- _STATED PROBLEM_
Say how many lines of these entries include the word "this", and answer with the number alone.

┄┄┄┄┄┄┄┄┄┄

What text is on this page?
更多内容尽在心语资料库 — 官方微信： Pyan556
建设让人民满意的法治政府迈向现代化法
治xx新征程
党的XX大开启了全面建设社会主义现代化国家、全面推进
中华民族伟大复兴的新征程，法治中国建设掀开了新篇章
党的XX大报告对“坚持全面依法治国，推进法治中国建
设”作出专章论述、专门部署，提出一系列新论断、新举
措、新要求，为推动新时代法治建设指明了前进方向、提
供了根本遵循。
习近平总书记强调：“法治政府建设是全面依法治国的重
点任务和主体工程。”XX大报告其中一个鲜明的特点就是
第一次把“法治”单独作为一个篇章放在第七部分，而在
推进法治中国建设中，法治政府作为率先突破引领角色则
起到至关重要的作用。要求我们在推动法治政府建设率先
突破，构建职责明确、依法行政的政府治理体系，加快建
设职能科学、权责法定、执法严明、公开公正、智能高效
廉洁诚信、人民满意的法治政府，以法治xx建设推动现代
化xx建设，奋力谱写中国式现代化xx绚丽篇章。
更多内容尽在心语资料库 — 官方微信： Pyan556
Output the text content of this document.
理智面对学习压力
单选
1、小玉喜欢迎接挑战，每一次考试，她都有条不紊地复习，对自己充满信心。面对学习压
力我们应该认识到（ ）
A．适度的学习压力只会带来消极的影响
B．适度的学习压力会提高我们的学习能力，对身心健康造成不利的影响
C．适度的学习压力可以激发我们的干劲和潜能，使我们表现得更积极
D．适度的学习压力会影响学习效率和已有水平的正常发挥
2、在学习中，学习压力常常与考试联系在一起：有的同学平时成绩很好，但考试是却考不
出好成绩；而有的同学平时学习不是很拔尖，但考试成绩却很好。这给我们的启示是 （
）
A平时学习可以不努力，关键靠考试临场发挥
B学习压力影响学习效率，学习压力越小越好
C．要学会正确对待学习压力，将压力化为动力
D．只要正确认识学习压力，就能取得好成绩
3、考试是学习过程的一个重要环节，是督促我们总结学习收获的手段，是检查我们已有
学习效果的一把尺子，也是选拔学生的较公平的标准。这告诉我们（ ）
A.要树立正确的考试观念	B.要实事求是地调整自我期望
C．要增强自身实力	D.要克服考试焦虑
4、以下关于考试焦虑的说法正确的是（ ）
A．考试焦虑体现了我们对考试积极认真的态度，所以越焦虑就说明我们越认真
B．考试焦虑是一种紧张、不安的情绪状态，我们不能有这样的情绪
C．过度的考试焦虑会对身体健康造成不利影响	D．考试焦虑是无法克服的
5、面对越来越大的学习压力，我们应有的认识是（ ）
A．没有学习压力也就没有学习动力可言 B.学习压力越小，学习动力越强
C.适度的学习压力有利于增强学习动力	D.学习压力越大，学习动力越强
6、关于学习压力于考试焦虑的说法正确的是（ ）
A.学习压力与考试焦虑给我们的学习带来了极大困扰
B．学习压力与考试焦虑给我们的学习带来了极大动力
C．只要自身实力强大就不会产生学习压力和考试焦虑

┄┄┄┄┄┄┄┄┄┄

- _THE COMPLETED TASK_
2